WHAT YOU HAVE TO DO
Give an exact transcription of every line, dropping the images.

EXTRACTED INFORMATION
** START **
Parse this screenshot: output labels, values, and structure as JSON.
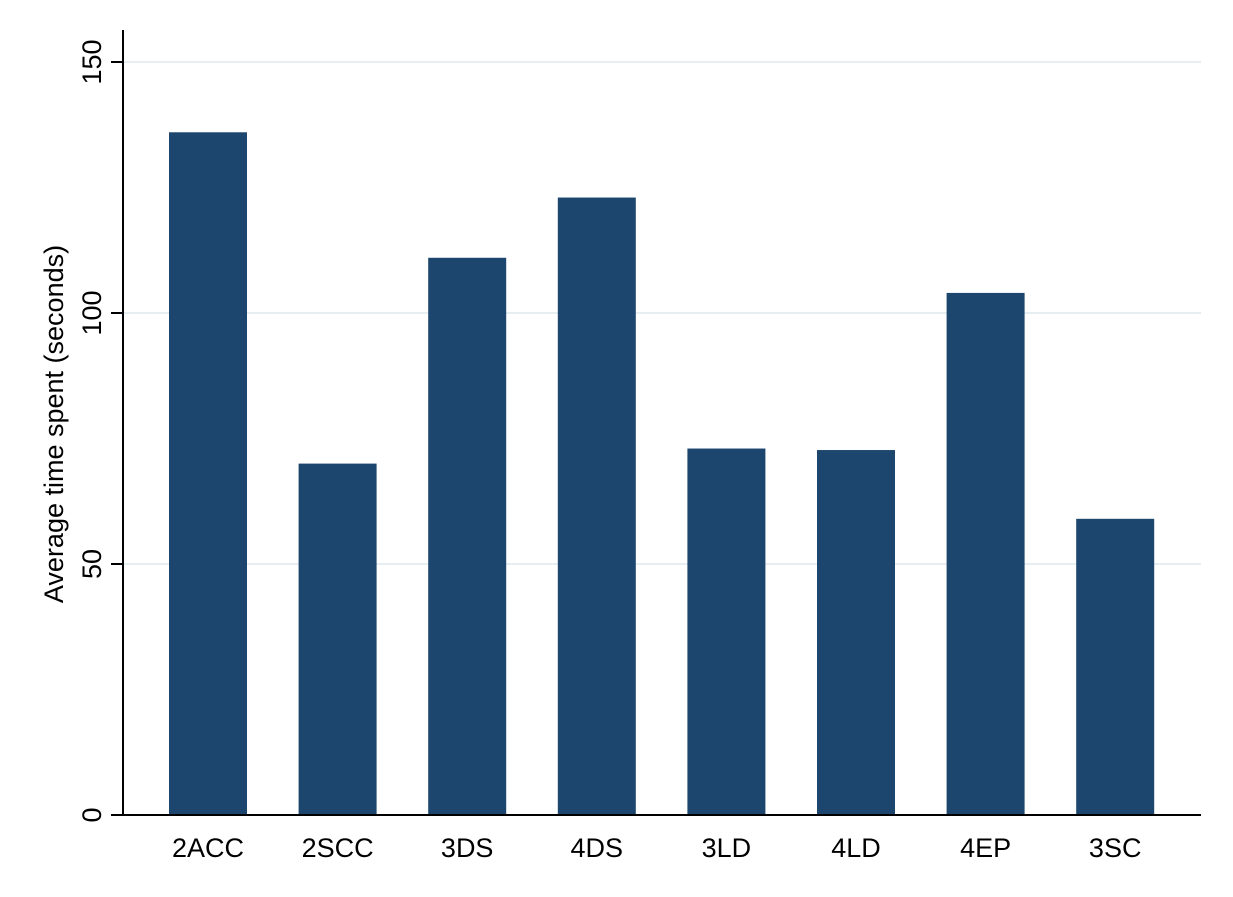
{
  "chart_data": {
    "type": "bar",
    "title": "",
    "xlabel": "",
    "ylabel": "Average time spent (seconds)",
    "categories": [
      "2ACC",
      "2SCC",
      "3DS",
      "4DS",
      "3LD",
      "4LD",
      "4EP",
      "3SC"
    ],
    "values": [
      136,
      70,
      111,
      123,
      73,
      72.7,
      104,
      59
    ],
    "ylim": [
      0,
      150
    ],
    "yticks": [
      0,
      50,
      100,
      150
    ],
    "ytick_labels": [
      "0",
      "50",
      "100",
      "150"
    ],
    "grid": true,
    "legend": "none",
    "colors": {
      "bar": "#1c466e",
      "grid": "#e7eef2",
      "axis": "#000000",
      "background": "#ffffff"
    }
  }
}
** END **
SOLUTION
Parse this screenshot: output labels, values, and structure as JSON.
{
  "chart_data": {
    "type": "bar",
    "title": "",
    "xlabel": "",
    "ylabel": "Average time spent (seconds)",
    "categories": [
      "2ACC",
      "2SCC",
      "3DS",
      "4DS",
      "3LD",
      "4LD",
      "4EP",
      "3SC"
    ],
    "values": [
      136,
      70,
      111,
      123,
      73,
      72.7,
      104,
      59
    ],
    "ylim": [
      0,
      150
    ],
    "yticks": [
      0,
      50,
      100,
      150
    ],
    "ytick_labels": [
      "0",
      "50",
      "100",
      "150"
    ],
    "grid": true,
    "legend": "none",
    "colors": {
      "bar": "#1c466e",
      "grid": "#e7eef2",
      "axis": "#000000",
      "background": "#ffffff"
    }
  }
}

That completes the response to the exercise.